Stated exercise:
Reproduce the material from its first line up to and including the line with "score-cell: 未公布 [446,1127,509,1159]", switching "table-row" to "data-row" and leaving everything else unchanged.
::: Extracted data :::
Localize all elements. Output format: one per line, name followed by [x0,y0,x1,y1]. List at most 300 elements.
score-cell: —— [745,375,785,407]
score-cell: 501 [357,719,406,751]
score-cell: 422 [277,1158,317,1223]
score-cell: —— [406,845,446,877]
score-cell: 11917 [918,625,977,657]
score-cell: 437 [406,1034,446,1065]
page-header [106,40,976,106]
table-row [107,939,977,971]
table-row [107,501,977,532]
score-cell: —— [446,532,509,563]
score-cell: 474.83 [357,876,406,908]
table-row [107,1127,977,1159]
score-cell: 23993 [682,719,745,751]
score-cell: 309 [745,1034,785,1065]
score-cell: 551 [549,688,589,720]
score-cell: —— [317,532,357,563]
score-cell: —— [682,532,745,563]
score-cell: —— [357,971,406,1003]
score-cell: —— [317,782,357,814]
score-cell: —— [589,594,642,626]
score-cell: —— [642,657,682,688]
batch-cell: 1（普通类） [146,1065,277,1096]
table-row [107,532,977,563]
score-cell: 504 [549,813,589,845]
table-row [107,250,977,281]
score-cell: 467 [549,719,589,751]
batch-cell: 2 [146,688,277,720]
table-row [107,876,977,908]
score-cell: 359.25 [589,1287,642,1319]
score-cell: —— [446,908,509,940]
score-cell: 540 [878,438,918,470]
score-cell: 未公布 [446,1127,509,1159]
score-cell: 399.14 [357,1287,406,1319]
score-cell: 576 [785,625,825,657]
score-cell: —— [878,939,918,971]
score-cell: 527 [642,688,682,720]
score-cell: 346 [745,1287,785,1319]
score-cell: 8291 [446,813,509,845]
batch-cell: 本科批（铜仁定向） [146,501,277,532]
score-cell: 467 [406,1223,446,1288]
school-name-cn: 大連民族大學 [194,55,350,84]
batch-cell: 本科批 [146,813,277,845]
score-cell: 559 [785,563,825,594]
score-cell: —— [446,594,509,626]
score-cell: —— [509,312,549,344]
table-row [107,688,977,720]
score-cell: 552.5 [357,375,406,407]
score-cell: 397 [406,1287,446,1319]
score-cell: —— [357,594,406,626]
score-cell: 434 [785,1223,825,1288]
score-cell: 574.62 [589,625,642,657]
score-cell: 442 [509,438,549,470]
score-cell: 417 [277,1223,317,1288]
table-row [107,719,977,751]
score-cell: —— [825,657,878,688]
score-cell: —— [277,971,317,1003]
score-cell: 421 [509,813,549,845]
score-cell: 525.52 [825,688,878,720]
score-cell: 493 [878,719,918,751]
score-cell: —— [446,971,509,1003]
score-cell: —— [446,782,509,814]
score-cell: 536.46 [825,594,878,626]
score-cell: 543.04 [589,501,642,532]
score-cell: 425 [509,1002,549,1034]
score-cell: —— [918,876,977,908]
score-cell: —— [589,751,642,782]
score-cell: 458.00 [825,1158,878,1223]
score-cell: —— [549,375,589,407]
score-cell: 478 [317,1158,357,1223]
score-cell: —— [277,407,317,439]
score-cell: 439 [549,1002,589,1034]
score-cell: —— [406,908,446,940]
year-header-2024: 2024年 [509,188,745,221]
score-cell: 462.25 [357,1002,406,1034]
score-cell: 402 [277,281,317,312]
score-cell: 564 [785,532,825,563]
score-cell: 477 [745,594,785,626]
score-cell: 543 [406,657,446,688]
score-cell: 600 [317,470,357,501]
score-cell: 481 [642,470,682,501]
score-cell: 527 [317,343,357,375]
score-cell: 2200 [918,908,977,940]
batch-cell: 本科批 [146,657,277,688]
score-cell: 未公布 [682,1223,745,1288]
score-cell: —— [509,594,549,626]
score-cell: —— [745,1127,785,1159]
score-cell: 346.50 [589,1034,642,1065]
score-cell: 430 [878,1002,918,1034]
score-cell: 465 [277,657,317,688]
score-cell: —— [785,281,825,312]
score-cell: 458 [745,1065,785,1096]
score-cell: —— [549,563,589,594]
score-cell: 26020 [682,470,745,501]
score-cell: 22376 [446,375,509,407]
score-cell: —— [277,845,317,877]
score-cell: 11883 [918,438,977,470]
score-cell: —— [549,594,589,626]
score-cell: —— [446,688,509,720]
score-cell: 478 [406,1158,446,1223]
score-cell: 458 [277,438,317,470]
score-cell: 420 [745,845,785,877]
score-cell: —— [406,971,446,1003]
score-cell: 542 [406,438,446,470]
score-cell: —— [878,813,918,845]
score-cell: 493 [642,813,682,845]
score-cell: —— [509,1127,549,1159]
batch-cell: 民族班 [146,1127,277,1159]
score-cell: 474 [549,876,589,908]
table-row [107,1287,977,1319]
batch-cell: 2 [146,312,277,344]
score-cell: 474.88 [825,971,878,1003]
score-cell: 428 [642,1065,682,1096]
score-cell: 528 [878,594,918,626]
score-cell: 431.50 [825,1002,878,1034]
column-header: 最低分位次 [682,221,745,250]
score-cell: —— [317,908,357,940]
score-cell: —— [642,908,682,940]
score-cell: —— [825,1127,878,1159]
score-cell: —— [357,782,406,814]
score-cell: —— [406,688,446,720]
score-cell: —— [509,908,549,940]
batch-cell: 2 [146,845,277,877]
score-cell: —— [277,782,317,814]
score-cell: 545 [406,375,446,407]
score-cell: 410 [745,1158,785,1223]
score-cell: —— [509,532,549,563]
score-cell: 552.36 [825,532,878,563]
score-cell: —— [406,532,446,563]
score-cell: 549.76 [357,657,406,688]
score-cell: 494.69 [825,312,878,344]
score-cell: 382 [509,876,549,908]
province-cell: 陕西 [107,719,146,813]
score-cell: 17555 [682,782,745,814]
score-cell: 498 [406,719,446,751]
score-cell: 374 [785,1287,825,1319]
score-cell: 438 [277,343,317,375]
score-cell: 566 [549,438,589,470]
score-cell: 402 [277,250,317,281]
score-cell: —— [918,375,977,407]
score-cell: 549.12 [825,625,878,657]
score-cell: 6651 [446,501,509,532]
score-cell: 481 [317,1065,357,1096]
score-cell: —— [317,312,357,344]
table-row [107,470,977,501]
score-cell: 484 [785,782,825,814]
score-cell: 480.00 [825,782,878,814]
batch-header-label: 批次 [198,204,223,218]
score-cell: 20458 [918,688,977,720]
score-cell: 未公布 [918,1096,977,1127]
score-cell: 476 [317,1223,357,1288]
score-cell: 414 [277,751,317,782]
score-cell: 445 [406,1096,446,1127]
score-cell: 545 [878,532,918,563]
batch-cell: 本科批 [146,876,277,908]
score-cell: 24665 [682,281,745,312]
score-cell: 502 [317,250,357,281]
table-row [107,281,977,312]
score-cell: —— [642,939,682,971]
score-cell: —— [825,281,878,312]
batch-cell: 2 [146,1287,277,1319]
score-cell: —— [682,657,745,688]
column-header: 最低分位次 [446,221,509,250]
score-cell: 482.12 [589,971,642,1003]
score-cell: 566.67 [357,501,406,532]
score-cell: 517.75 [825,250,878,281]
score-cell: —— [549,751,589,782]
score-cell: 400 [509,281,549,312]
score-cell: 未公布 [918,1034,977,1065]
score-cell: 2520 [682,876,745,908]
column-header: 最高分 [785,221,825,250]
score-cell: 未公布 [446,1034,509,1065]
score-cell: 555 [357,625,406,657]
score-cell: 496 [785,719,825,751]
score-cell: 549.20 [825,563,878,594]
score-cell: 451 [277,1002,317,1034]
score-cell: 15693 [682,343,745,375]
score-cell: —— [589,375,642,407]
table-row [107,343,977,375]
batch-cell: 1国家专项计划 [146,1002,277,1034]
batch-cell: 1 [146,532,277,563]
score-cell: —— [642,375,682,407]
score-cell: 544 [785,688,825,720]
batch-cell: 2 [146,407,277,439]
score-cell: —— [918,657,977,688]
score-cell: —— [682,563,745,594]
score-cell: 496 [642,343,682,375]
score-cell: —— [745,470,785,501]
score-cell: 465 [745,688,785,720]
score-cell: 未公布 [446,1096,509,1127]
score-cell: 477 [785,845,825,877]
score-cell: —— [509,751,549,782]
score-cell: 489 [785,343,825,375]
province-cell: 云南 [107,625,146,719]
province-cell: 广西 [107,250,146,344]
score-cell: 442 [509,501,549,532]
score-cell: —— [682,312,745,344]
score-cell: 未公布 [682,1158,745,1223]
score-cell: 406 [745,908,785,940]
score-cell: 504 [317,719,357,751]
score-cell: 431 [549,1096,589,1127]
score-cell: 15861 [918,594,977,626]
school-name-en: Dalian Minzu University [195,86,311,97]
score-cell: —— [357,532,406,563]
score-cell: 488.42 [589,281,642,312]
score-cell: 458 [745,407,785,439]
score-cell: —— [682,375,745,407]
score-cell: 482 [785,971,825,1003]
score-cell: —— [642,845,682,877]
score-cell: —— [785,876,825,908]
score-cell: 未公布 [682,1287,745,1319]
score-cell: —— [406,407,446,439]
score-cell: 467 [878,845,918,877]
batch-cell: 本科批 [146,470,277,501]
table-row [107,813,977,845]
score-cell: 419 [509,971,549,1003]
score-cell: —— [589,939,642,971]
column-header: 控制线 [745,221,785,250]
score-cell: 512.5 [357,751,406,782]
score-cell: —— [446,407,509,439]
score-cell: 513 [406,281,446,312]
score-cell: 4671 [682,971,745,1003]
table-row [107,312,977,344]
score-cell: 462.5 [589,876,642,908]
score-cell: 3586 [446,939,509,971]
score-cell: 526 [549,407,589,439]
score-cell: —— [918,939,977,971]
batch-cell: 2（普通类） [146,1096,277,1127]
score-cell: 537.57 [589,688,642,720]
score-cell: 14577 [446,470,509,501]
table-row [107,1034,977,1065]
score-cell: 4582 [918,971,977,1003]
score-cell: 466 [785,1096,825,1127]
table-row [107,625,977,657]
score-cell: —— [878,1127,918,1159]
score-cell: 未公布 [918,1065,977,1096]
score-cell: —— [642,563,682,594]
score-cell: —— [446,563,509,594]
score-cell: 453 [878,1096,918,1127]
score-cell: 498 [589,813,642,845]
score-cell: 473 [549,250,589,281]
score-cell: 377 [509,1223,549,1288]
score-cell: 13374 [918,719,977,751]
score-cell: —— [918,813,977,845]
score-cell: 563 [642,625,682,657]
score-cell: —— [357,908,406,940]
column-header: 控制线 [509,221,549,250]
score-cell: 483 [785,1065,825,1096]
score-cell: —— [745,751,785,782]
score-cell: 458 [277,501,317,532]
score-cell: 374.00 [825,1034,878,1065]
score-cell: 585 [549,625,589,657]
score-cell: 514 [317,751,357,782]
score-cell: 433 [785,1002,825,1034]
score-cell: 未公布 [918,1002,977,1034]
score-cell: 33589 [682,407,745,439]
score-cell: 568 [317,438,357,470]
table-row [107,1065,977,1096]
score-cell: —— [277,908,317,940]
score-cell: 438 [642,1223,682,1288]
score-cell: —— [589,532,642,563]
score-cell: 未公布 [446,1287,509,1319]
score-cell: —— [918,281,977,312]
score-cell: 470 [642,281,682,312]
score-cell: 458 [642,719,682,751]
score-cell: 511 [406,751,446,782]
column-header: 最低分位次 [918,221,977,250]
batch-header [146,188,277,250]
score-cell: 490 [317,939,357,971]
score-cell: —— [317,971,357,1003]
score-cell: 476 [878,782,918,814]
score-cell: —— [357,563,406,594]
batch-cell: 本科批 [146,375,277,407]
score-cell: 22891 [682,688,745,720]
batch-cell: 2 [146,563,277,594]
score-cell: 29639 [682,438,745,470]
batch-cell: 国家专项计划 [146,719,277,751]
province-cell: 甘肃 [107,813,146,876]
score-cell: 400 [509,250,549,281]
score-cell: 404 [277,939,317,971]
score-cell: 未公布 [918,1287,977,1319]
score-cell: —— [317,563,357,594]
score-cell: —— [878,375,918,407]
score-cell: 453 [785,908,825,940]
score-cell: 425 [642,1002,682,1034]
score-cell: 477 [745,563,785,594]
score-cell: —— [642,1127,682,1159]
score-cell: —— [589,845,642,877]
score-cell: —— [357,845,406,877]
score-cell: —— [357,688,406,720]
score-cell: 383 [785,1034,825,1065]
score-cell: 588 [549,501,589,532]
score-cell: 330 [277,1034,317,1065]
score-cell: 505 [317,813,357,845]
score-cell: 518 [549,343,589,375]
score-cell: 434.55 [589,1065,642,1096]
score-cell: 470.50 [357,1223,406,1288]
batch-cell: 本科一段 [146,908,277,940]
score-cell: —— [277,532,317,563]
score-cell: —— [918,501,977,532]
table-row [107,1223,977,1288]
:::
Solution:
Localize all elements. Output format: one per line, name followed by [x0,y0,x1,y1]. List at most 300 elements.
score-cell: —— [745,375,785,407]
score-cell: 501 [357,719,406,751]
score-cell: 422 [277,1158,317,1223]
score-cell: —— [406,845,446,877]
score-cell: 11917 [918,625,977,657]
score-cell: 437 [406,1034,446,1065]
page-header [106,40,976,106]
data-row [107,939,977,971]
data-row [107,501,977,532]
score-cell: —— [446,532,509,563]
score-cell: 474.83 [357,876,406,908]
data-row [107,1127,977,1159]
score-cell: 23993 [682,719,745,751]
score-cell: 309 [745,1034,785,1065]
score-cell: 551 [549,688,589,720]
score-cell: —— [317,532,357,563]
score-cell: —— [682,532,745,563]
score-cell: —— [357,971,406,1003]
score-cell: —— [317,782,357,814]
score-cell: —— [589,594,642,626]
score-cell: —— [642,657,682,688]
batch-cell: 1（普通类） [146,1065,277,1096]
data-row [107,532,977,563]
score-cell: 504 [549,813,589,845]
data-row [107,250,977,281]
score-cell: 467 [549,719,589,751]
batch-cell: 2 [146,688,277,720]
data-row [107,876,977,908]
score-cell: 359.25 [589,1287,642,1319]
score-cell: —— [446,908,509,940]
score-cell: 540 [878,438,918,470]
score-cell: 未公布 [446,1127,509,1159]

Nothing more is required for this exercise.